Records

━━━━━━━━━━

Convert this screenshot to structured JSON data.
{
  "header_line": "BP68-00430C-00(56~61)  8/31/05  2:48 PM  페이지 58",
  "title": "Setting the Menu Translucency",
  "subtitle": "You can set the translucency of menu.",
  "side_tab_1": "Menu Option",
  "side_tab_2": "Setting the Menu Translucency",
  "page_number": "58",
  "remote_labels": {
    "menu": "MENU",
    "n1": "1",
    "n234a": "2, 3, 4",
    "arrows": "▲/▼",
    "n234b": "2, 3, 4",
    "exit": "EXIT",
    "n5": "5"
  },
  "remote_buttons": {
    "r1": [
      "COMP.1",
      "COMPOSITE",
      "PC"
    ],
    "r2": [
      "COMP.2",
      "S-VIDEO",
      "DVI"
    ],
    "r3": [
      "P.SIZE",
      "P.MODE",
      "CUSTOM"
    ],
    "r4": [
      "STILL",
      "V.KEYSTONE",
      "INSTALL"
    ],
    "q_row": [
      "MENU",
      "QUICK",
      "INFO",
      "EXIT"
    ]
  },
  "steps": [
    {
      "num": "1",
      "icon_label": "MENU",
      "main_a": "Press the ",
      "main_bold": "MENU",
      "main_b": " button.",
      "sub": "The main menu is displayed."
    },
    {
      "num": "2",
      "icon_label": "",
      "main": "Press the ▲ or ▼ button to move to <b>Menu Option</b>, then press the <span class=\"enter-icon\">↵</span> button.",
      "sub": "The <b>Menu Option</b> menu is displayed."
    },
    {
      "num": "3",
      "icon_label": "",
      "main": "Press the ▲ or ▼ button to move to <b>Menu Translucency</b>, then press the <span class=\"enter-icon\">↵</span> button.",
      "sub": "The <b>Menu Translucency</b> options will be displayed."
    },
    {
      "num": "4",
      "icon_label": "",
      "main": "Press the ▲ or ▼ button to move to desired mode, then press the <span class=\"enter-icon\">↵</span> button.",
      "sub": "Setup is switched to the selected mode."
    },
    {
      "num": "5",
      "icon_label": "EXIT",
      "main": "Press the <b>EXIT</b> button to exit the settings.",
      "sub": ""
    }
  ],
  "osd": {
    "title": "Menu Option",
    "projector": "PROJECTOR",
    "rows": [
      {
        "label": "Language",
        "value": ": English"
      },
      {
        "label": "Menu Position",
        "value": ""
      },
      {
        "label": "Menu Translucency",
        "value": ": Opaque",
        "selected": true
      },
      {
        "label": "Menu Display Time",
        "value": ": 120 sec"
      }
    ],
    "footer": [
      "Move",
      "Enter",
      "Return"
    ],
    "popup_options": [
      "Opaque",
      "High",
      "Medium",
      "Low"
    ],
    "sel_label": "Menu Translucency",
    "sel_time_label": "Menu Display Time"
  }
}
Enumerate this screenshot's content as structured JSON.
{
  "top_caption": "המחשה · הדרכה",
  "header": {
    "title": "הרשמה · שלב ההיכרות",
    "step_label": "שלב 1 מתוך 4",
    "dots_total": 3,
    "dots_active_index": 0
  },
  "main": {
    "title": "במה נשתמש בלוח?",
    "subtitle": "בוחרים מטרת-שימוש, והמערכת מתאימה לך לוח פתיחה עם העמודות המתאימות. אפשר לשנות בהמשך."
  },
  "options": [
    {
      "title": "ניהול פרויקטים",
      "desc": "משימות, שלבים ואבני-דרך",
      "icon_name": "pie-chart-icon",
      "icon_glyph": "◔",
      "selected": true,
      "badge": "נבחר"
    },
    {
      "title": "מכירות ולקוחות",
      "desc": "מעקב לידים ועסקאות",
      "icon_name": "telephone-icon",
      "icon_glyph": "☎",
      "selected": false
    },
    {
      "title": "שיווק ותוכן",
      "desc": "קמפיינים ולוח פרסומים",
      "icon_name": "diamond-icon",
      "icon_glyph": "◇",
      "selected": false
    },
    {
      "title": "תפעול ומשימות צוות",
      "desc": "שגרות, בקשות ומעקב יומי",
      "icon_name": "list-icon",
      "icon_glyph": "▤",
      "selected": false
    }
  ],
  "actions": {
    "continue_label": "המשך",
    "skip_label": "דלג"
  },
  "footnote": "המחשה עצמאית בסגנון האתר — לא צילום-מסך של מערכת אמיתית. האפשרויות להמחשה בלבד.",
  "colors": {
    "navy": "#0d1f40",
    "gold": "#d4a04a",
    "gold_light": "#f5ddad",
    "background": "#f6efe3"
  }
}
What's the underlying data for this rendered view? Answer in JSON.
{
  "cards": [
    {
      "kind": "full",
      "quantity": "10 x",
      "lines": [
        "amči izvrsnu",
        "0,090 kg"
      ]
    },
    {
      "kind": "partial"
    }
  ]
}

━━━━━━━━━━

Set down all of the data above, word for word.

Convert this screenshot to structured JSON data.
{
  "header_line": "BP68-00430C-00(56~61)  8/31/05  2:48 PM  페이지 58",
  "title": "Setting the Menu Translucency",
  "subtitle": "You can set the translucency of menu.",
  "side_tab_1": "Menu Option",
  "side_tab_2": "Setting the Menu Translucency",
  "page_number": "58",
  "remote_labels": {
    "menu": "MENU",
    "n1": "1",
    "n234a": "2, 3, 4",
    "arrows": "▲/▼",
    "n234b": "2, 3, 4",
    "exit": "EXIT",
    "n5": "5"
  },
  "remote_buttons": {
    "r1": [
      "COMP.1",
      "COMPOSITE",
      "PC"
    ],
    "r2": [
      "COMP.2",
      "S-VIDEO",
      "DVI"
    ],
    "r3": [
      "P.SIZE",
      "P.MODE",
      "CUSTOM"
    ],
    "r4": [
      "STILL",
      "V.KEYSTONE",
      "INSTALL"
    ],
    "q_row": [
      "MENU",
      "QUICK",
      "INFO",
      "EXIT"
    ]
  },
  "steps": [
    {
      "num": "1",
      "icon_label": "MENU",
      "main_a": "Press the ",
      "main_bold": "MENU",
      "main_b": " button.",
      "sub": "The main menu is displayed."
    },
    {
      "num": "2",
      "icon_label": "",
      "main": "Press the ▲ or ▼ button to move to <b>Menu Option</b>, then press the <span class=\"enter-icon\">↵</span> button.",
      "sub": "The <b>Menu Option</b> menu is displayed."
    },
    {
      "num": "3",
      "icon_label": "",
      "main": "Press the ▲ or ▼ button to move to <b>Menu Translucency</b>, then press the <span class=\"enter-icon\">↵</span> button.",
      "sub": "The <b>Menu Translucency</b> options will be displayed."
    },
    {
      "num": "4",
      "icon_label": "",
      "main": "Press the ▲ or ▼ button to move to desired mode, then press the <span class=\"enter-icon\">↵</span> button.",
      "sub": "Setup is switched to the selected mode."
    },
    {
      "num": "5",
      "icon_label": "EXIT",
      "main": "Press the <b>EXIT</b> button to exit the settings.",
      "sub": ""
    }
  ],
  "osd": {
    "title": "Menu Option",
    "projector": "PROJECTOR",
    "rows": [
      {
        "label": "Language",
        "value": ": English"
      },
      {
        "label": "Menu Position",
        "value": ""
      },
      {
        "label": "Menu Translucency",
        "value": ": Opaque",
        "selected": true
      },
      {
        "label": "Menu Display Time",
        "value": ": 120 sec"
      }
    ],
    "footer": [
      "Move",
      "Enter",
      "Return"
    ],
    "popup_options": [
      "Opaque",
      "High",
      "Medium",
      "Low"
    ],
    "sel_label": "Menu Translucency",
    "sel_time_label": "Menu Display Time"
  }
}
Enumerate this screenshot's content as structured JSON.
{
  "top_caption": "המחשה · הדרכה",
  "header": {
    "title": "הרשמה · שלב ההיכרות",
    "step_label": "שלב 1 מתוך 4",
    "dots_total": 3,
    "dots_active_index": 0
  },
  "main": {
    "title": "במה נשתמש בלוח?",
    "subtitle": "בוחרים מטרת-שימוש, והמערכת מתאימה לך לוח פתיחה עם העמודות המתאימות. אפשר לשנות בהמשך."
  },
  "options": [
    {
      "title": "ניהול פרויקטים",
      "desc": "משימות, שלבים ואבני-דרך",
      "icon_name": "pie-chart-icon",
      "icon_glyph": "◔",
      "selected": true,
      "badge": "נבחר"
    },
    {
      "title": "מכירות ולקוחות",
      "desc": "מעקב לידים ועסקאות",
      "icon_name": "telephone-icon",
      "icon_glyph": "☎",
      "selected": false
    },
    {
      "title": "שיווק ותוכן",
      "desc": "קמפיינים ולוח פרסומים",
      "icon_name": "diamond-icon",
      "icon_glyph": "◇",
      "selected": false
    },
    {
      "title": "תפעול ומשימות צוות",
      "desc": "שגרות, בקשות ומעקב יומי",
      "icon_name": "list-icon",
      "icon_glyph": "▤",
      "selected": false
    }
  ],
  "actions": {
    "continue_label": "המשך",
    "skip_label": "דלג"
  },
  "footnote": "המחשה עצמאית בסגנון האתר — לא צילום-מסך של מערכת אמיתית. האפשרויות להמחשה בלבד.",
  "colors": {
    "navy": "#0d1f40",
    "gold": "#d4a04a",
    "gold_light": "#f5ddad",
    "background": "#f6efe3"
  }
}
What's the underlying data for this rendered view? Answer in JSON.
{
  "cards": [
    {
      "kind": "full",
      "quantity": "10 x",
      "lines": [
        "amči izvrsnu",
        "0,090 kg"
      ]
    },
    {
      "kind": "partial"
    }
  ]
}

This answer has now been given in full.